Start Given data
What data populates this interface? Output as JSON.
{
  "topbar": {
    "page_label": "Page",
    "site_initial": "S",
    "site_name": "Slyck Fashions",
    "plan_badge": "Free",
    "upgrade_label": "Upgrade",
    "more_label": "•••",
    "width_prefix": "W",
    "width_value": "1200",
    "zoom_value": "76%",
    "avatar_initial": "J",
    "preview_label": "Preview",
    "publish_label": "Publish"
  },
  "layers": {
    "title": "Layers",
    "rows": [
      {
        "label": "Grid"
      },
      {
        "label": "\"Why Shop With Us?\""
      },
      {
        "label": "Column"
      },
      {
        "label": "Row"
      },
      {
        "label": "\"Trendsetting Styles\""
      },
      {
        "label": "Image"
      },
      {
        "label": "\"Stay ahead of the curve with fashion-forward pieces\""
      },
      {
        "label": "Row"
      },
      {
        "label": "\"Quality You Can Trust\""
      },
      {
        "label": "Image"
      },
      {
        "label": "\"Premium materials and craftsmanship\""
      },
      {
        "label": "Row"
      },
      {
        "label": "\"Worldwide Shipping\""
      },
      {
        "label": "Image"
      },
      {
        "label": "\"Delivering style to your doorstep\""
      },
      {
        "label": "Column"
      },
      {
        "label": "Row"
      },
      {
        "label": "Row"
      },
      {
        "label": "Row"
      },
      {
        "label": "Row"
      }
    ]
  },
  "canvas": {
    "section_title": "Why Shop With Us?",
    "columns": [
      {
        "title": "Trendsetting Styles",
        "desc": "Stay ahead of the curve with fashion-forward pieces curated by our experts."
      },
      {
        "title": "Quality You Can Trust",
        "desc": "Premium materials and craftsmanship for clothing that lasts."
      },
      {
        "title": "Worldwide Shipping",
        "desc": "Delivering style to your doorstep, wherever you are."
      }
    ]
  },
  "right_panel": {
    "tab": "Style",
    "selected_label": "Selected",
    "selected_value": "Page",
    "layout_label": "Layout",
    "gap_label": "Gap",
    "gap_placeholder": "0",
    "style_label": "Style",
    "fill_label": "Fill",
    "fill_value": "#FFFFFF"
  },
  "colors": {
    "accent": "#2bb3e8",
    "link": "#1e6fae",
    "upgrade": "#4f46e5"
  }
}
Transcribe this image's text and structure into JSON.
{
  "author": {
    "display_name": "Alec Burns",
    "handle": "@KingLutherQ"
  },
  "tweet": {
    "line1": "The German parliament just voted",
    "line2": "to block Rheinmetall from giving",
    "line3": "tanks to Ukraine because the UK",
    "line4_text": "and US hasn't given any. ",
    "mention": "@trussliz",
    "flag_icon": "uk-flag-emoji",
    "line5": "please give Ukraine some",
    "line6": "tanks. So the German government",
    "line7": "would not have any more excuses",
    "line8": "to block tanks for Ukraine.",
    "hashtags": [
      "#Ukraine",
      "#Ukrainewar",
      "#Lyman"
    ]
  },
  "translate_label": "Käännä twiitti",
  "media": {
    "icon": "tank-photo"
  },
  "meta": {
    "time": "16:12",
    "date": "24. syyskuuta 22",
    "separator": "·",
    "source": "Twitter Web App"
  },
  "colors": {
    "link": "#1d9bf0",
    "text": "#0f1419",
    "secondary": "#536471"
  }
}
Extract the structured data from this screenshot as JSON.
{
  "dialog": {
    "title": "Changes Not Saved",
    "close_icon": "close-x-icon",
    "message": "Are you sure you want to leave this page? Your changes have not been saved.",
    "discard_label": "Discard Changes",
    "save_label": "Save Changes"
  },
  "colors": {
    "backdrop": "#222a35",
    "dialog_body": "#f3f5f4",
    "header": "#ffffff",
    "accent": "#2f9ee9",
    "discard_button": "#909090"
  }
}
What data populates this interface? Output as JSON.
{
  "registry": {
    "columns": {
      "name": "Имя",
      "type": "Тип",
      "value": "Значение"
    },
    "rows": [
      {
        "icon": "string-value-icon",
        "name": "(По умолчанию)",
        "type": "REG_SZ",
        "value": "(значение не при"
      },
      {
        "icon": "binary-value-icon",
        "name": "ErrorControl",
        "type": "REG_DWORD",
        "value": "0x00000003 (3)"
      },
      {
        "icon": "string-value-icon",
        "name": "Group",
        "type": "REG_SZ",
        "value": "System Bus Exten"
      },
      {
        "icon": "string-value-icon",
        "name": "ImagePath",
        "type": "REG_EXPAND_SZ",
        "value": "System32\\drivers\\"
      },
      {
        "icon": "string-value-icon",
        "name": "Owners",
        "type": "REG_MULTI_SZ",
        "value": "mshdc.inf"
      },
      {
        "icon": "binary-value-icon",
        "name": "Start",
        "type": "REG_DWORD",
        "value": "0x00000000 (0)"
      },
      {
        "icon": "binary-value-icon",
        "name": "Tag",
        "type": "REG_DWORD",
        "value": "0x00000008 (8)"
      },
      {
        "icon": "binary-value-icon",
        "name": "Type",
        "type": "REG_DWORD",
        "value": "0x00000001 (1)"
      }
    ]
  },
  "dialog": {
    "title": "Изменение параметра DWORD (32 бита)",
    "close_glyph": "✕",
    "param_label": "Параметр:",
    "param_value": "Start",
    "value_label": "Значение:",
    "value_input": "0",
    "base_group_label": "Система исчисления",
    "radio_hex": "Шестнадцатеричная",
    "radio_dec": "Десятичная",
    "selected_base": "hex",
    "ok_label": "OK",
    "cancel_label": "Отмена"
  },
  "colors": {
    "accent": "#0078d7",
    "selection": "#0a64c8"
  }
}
End Given data
• [Stated task] Write the material out again in its entirety, exactly as shown.

• [Result of the exercise]
What data populates this interface? Output as JSON.
{
  "topbar": {
    "page_label": "Page",
    "site_initial": "S",
    "site_name": "Slyck Fashions",
    "plan_badge": "Free",
    "upgrade_label": "Upgrade",
    "more_label": "•••",
    "width_prefix": "W",
    "width_value": "1200",
    "zoom_value": "76%",
    "avatar_initial": "J",
    "preview_label": "Preview",
    "publish_label": "Publish"
  },
  "layers": {
    "title": "Layers",
    "rows": [
      {
        "label": "Grid"
      },
      {
        "label": "\"Why Shop With Us?\""
      },
      {
        "label": "Column"
      },
      {
        "label": "Row"
      },
      {
        "label": "\"Trendsetting Styles\""
      },
      {
        "label": "Image"
      },
      {
        "label": "\"Stay ahead of the curve with fashion-forward pieces\""
      },
      {
        "label": "Row"
      },
      {
        "label": "\"Quality You Can Trust\""
      },
      {
        "label": "Image"
      },
      {
        "label": "\"Premium materials and craftsmanship\""
      },
      {
        "label": "Row"
      },
      {
        "label": "\"Worldwide Shipping\""
      },
      {
        "label": "Image"
      },
      {
        "label": "\"Delivering style to your doorstep\""
      },
      {
        "label": "Column"
      },
      {
        "label": "Row"
      },
      {
        "label": "Row"
      },
      {
        "label": "Row"
      },
      {
        "label": "Row"
      }
    ]
  },
  "canvas": {
    "section_title": "Why Shop With Us?",
    "columns": [
      {
        "title": "Trendsetting Styles",
        "desc": "Stay ahead of the curve with fashion-forward pieces curated by our experts."
      },
      {
        "title": "Quality You Can Trust",
        "desc": "Premium materials and craftsmanship for clothing that lasts."
      },
      {
        "title": "Worldwide Shipping",
        "desc": "Delivering style to your doorstep, wherever you are."
      }
    ]
  },
  "right_panel": {
    "tab": "Style",
    "selected_label": "Selected",
    "selected_value": "Page",
    "layout_label": "Layout",
    "gap_label": "Gap",
    "gap_placeholder": "0",
    "style_label": "Style",
    "fill_label": "Fill",
    "fill_value": "#FFFFFF"
  },
  "colors": {
    "accent": "#2bb3e8",
    "link": "#1e6fae",
    "upgrade": "#4f46e5"
  }
}
Transcribe this image's text and structure into JSON.
{
  "author": {
    "display_name": "Alec Burns",
    "handle": "@KingLutherQ"
  },
  "tweet": {
    "line1": "The German parliament just voted",
    "line2": "to block Rheinmetall from giving",
    "line3": "tanks to Ukraine because the UK",
    "line4_text": "and US hasn't given any. ",
    "mention": "@trussliz",
    "flag_icon": "uk-flag-emoji",
    "line5": "please give Ukraine some",
    "line6": "tanks. So the German government",
    "line7": "would not have any more excuses",
    "line8": "to block tanks for Ukraine.",
    "hashtags": [
      "#Ukraine",
      "#Ukrainewar",
      "#Lyman"
    ]
  },
  "translate_label": "Käännä twiitti",
  "media": {
    "icon": "tank-photo"
  },
  "meta": {
    "time": "16:12",
    "date": "24. syyskuuta 22",
    "separator": "·",
    "source": "Twitter Web App"
  },
  "colors": {
    "link": "#1d9bf0",
    "text": "#0f1419",
    "secondary": "#536471"
  }
}
Extract the structured data from this screenshot as JSON.
{
  "dialog": {
    "title": "Changes Not Saved",
    "close_icon": "close-x-icon",
    "message": "Are you sure you want to leave this page? Your changes have not been saved.",
    "discard_label": "Discard Changes",
    "save_label": "Save Changes"
  },
  "colors": {
    "backdrop": "#222a35",
    "dialog_body": "#f3f5f4",
    "header": "#ffffff",
    "accent": "#2f9ee9",
    "discard_button": "#909090"
  }
}
What data populates this interface? Output as JSON.
{
  "registry": {
    "columns": {
      "name": "Имя",
      "type": "Тип",
      "value": "Значение"
    },
    "rows": [
      {
        "icon": "string-value-icon",
        "name": "(По умолчанию)",
        "type": "REG_SZ",
        "value": "(значение не при"
      },
      {
        "icon": "binary-value-icon",
        "name": "ErrorControl",
        "type": "REG_DWORD",
        "value": "0x00000003 (3)"
      },
      {
        "icon": "string-value-icon",
        "name": "Group",
        "type": "REG_SZ",
        "value": "System Bus Exten"
      },
      {
        "icon": "string-value-icon",
        "name": "ImagePath",
        "type": "REG_EXPAND_SZ",
        "value": "System32\\drivers\\"
      },
      {
        "icon": "string-value-icon",
        "name": "Owners",
        "type": "REG_MULTI_SZ",
        "value": "mshdc.inf"
      },
      {
        "icon": "binary-value-icon",
        "name": "Start",
        "type": "REG_DWORD",
        "value": "0x00000000 (0)"
      },
      {
        "icon": "binary-value-icon",
        "name": "Tag",
        "type": "REG_DWORD",
        "value": "0x00000008 (8)"
      },
      {
        "icon": "binary-value-icon",
        "name": "Type",
        "type": "REG_DWORD",
        "value": "0x00000001 (1)"
      }
    ]
  },
  "dialog": {
    "title": "Изменение параметра DWORD (32 бита)",
    "close_glyph": "✕",
    "param_label": "Параметр:",
    "param_value": "Start",
    "value_label": "Значение:",
    "value_input": "0",
    "base_group_label": "Система исчисления",
    "radio_hex": "Шестнадцатеричная",
    "radio_dec": "Десятичная",
    "selected_base": "hex",
    "ok_label": "OK",
    "cancel_label": "Отмена"
  },
  "colors": {
    "accent": "#0078d7",
    "selection": "#0a64c8"
  }
}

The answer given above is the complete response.